(begin)

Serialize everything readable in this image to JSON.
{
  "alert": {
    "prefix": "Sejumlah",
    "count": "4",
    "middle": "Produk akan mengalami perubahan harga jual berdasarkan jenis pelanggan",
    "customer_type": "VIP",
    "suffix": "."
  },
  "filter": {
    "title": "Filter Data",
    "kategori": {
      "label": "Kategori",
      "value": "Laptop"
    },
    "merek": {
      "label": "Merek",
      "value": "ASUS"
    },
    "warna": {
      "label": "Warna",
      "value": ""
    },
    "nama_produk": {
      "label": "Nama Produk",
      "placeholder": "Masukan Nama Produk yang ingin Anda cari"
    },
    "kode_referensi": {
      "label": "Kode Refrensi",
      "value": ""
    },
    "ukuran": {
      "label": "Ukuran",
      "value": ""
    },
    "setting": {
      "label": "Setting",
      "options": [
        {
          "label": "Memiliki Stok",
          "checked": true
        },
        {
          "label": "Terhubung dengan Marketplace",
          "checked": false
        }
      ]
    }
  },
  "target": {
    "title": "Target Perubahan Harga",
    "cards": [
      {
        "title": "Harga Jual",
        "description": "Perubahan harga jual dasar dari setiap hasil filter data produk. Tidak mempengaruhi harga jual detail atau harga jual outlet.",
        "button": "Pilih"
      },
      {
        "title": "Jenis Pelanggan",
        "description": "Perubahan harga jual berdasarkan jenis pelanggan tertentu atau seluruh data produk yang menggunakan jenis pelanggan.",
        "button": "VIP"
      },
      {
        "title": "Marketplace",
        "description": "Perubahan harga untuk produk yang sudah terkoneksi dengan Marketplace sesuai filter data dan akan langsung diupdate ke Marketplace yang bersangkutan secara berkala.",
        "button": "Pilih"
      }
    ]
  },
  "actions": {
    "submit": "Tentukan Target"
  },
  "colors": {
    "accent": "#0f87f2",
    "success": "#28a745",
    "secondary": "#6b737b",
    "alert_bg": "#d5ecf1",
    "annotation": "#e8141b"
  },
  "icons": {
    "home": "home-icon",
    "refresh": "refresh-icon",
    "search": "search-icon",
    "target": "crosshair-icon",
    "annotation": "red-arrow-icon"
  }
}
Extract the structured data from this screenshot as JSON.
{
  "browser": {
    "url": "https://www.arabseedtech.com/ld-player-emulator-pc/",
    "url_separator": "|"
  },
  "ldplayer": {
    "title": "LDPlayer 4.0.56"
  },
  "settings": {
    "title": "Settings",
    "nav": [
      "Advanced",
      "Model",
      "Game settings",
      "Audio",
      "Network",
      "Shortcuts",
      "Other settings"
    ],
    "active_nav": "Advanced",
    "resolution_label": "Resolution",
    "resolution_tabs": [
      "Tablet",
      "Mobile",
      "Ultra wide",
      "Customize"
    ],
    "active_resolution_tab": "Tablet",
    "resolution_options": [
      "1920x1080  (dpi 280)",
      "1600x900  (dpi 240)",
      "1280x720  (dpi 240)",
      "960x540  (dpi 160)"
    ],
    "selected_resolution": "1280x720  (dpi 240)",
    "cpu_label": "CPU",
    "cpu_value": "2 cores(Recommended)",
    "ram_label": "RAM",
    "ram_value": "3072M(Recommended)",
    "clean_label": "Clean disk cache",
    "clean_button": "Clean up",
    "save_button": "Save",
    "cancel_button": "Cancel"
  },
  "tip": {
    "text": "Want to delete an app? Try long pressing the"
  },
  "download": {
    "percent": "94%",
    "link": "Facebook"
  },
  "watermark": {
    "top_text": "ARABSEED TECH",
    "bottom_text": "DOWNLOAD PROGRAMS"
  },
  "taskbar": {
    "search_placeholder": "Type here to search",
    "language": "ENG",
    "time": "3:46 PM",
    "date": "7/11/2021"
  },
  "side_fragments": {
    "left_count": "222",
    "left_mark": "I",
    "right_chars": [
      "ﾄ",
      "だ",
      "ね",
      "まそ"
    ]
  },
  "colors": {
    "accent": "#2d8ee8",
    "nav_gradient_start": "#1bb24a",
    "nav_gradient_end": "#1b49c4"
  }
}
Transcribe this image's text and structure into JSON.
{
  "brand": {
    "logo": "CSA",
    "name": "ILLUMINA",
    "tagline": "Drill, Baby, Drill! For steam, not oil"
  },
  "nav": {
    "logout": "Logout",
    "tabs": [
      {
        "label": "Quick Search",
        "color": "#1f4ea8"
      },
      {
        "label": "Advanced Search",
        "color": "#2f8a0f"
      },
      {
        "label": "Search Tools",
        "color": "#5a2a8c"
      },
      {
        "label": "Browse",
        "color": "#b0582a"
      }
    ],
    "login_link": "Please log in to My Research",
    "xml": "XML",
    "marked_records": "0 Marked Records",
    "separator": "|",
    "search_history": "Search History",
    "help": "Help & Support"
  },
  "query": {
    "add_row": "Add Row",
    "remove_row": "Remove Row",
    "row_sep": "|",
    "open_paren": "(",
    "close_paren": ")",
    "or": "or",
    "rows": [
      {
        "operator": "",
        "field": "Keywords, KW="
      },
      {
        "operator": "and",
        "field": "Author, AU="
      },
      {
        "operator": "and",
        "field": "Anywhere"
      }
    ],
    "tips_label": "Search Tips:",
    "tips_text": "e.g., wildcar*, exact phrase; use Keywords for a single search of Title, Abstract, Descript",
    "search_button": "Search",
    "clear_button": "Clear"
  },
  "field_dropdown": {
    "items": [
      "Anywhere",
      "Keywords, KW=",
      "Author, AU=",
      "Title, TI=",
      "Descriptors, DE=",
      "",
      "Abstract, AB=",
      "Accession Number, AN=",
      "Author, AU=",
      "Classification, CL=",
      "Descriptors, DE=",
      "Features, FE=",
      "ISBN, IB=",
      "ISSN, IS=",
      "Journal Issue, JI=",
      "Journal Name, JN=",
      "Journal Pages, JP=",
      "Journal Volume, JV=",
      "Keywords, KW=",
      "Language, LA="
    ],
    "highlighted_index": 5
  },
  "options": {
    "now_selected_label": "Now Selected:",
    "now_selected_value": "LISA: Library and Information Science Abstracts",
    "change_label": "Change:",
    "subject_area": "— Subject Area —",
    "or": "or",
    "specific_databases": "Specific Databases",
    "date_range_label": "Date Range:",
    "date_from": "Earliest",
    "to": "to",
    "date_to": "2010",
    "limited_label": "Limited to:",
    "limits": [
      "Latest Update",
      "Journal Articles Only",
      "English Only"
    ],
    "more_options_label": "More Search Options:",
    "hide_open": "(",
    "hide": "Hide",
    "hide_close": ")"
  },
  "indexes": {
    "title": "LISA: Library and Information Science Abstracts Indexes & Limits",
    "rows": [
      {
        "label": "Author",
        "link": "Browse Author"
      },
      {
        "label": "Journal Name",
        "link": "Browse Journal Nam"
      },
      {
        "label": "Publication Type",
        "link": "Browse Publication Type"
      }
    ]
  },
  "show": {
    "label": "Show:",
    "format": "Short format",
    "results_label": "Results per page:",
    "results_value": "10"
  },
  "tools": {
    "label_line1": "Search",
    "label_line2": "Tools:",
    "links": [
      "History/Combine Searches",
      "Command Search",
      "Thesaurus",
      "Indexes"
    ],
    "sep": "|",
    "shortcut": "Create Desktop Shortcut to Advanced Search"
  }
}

(end)

> **AIM**: Repeat the records above exactly as they appear.

> **SOLVED PROBLEM**:
Serialize everything readable in this image to JSON.
{
  "alert": {
    "prefix": "Sejumlah",
    "count": "4",
    "middle": "Produk akan mengalami perubahan harga jual berdasarkan jenis pelanggan",
    "customer_type": "VIP",
    "suffix": "."
  },
  "filter": {
    "title": "Filter Data",
    "kategori": {
      "label": "Kategori",
      "value": "Laptop"
    },
    "merek": {
      "label": "Merek",
      "value": "ASUS"
    },
    "warna": {
      "label": "Warna",
      "value": ""
    },
    "nama_produk": {
      "label": "Nama Produk",
      "placeholder": "Masukan Nama Produk yang ingin Anda cari"
    },
    "kode_referensi": {
      "label": "Kode Refrensi",
      "value": ""
    },
    "ukuran": {
      "label": "Ukuran",
      "value": ""
    },
    "setting": {
      "label": "Setting",
      "options": [
        {
          "label": "Memiliki Stok",
          "checked": true
        },
        {
          "label": "Terhubung dengan Marketplace",
          "checked": false
        }
      ]
    }
  },
  "target": {
    "title": "Target Perubahan Harga",
    "cards": [
      {
        "title": "Harga Jual",
        "description": "Perubahan harga jual dasar dari setiap hasil filter data produk. Tidak mempengaruhi harga jual detail atau harga jual outlet.",
        "button": "Pilih"
      },
      {
        "title": "Jenis Pelanggan",
        "description": "Perubahan harga jual berdasarkan jenis pelanggan tertentu atau seluruh data produk yang menggunakan jenis pelanggan.",
        "button": "VIP"
      },
      {
        "title": "Marketplace",
        "description": "Perubahan harga untuk produk yang sudah terkoneksi dengan Marketplace sesuai filter data dan akan langsung diupdate ke Marketplace yang bersangkutan secara berkala.",
        "button": "Pilih"
      }
    ]
  },
  "actions": {
    "submit": "Tentukan Target"
  },
  "colors": {
    "accent": "#0f87f2",
    "success": "#28a745",
    "secondary": "#6b737b",
    "alert_bg": "#d5ecf1",
    "annotation": "#e8141b"
  },
  "icons": {
    "home": "home-icon",
    "refresh": "refresh-icon",
    "search": "search-icon",
    "target": "crosshair-icon",
    "annotation": "red-arrow-icon"
  }
}
Extract the structured data from this screenshot as JSON.
{
  "browser": {
    "url": "https://www.arabseedtech.com/ld-player-emulator-pc/",
    "url_separator": "|"
  },
  "ldplayer": {
    "title": "LDPlayer 4.0.56"
  },
  "settings": {
    "title": "Settings",
    "nav": [
      "Advanced",
      "Model",
      "Game settings",
      "Audio",
      "Network",
      "Shortcuts",
      "Other settings"
    ],
    "active_nav": "Advanced",
    "resolution_label": "Resolution",
    "resolution_tabs": [
      "Tablet",
      "Mobile",
      "Ultra wide",
      "Customize"
    ],
    "active_resolution_tab": "Tablet",
    "resolution_options": [
      "1920x1080  (dpi 280)",
      "1600x900  (dpi 240)",
      "1280x720  (dpi 240)",
      "960x540  (dpi 160)"
    ],
    "selected_resolution": "1280x720  (dpi 240)",
    "cpu_label": "CPU",
    "cpu_value": "2 cores(Recommended)",
    "ram_label": "RAM",
    "ram_value": "3072M(Recommended)",
    "clean_label": "Clean disk cache",
    "clean_button": "Clean up",
    "save_button": "Save",
    "cancel_button": "Cancel"
  },
  "tip": {
    "text": "Want to delete an app? Try long pressing the"
  },
  "download": {
    "percent": "94%",
    "link": "Facebook"
  },
  "watermark": {
    "top_text": "ARABSEED TECH",
    "bottom_text": "DOWNLOAD PROGRAMS"
  },
  "taskbar": {
    "search_placeholder": "Type here to search",
    "language": "ENG",
    "time": "3:46 PM",
    "date": "7/11/2021"
  },
  "side_fragments": {
    "left_count": "222",
    "left_mark": "I",
    "right_chars": [
      "ﾄ",
      "だ",
      "ね",
      "まそ"
    ]
  },
  "colors": {
    "accent": "#2d8ee8",
    "nav_gradient_start": "#1bb24a",
    "nav_gradient_end": "#1b49c4"
  }
}
Transcribe this image's text and structure into JSON.
{
  "brand": {
    "logo": "CSA",
    "name": "ILLUMINA",
    "tagline": "Drill, Baby, Drill! For steam, not oil"
  },
  "nav": {
    "logout": "Logout",
    "tabs": [
      {
        "label": "Quick Search",
        "color": "#1f4ea8"
      },
      {
        "label": "Advanced Search",
        "color": "#2f8a0f"
      },
      {
        "label": "Search Tools",
        "color": "#5a2a8c"
      },
      {
        "label": "Browse",
        "color": "#b0582a"
      }
    ],
    "login_link": "Please log in to My Research",
    "xml": "XML",
    "marked_records": "0 Marked Records",
    "separator": "|",
    "search_history": "Search History",
    "help": "Help & Support"
  },
  "query": {
    "add_row": "Add Row",
    "remove_row": "Remove Row",
    "row_sep": "|",
    "open_paren": "(",
    "close_paren": ")",
    "or": "or",
    "rows": [
      {
        "operator": "",
        "field": "Keywords, KW="
      },
      {
        "operator": "and",
        "field": "Author, AU="
      },
      {
        "operator": "and",
        "field": "Anywhere"
      }
    ],
    "tips_label": "Search Tips:",
    "tips_text": "e.g., wildcar*, exact phrase; use Keywords for a single search of Title, Abstract, Descript",
    "search_button": "Search",
    "clear_button": "Clear"
  },
  "field_dropdown": {
    "items": [
      "Anywhere",
      "Keywords, KW=",
      "Author, AU=",
      "Title, TI=",
      "Descriptors, DE=",
      "",
      "Abstract, AB=",
      "Accession Number, AN=",
      "Author, AU=",
      "Classification, CL=",
      "Descriptors, DE=",
      "Features, FE=",
      "ISBN, IB=",
      "ISSN, IS=",
      "Journal Issue, JI=",
      "Journal Name, JN=",
      "Journal Pages, JP=",
      "Journal Volume, JV=",
      "Keywords, KW=",
      "Language, LA="
    ],
    "highlighted_index": 5
  },
  "options": {
    "now_selected_label": "Now Selected:",
    "now_selected_value": "LISA: Library and Information Science Abstracts",
    "change_label": "Change:",
    "subject_area": "— Subject Area —",
    "or": "or",
    "specific_databases": "Specific Databases",
    "date_range_label": "Date Range:",
    "date_from": "Earliest",
    "to": "to",
    "date_to": "2010",
    "limited_label": "Limited to:",
    "limits": [
      "Latest Update",
      "Journal Articles Only",
      "English Only"
    ],
    "more_options_label": "More Search Options:",
    "hide_open": "(",
    "hide": "Hide",
    "hide_close": ")"
  },
  "indexes": {
    "title": "LISA: Library and Information Science Abstracts Indexes & Limits",
    "rows": [
      {
        "label": "Author",
        "link": "Browse Author"
      },
      {
        "label": "Journal Name",
        "link": "Browse Journal Nam"
      },
      {
        "label": "Publication Type",
        "link": "Browse Publication Type"
      }
    ]
  },
  "show": {
    "label": "Show:",
    "format": "Short format",
    "results_label": "Results per page:",
    "results_value": "10"
  },
  "tools": {
    "label_line1": "Search",
    "label_line2": "Tools:",
    "links": [
      "History/Combine Searches",
      "Command Search",
      "Thesaurus",
      "Indexes"
    ],
    "sep": "|",
    "shortcut": "Create Desktop Shortcut to Advanced Search"
  }
}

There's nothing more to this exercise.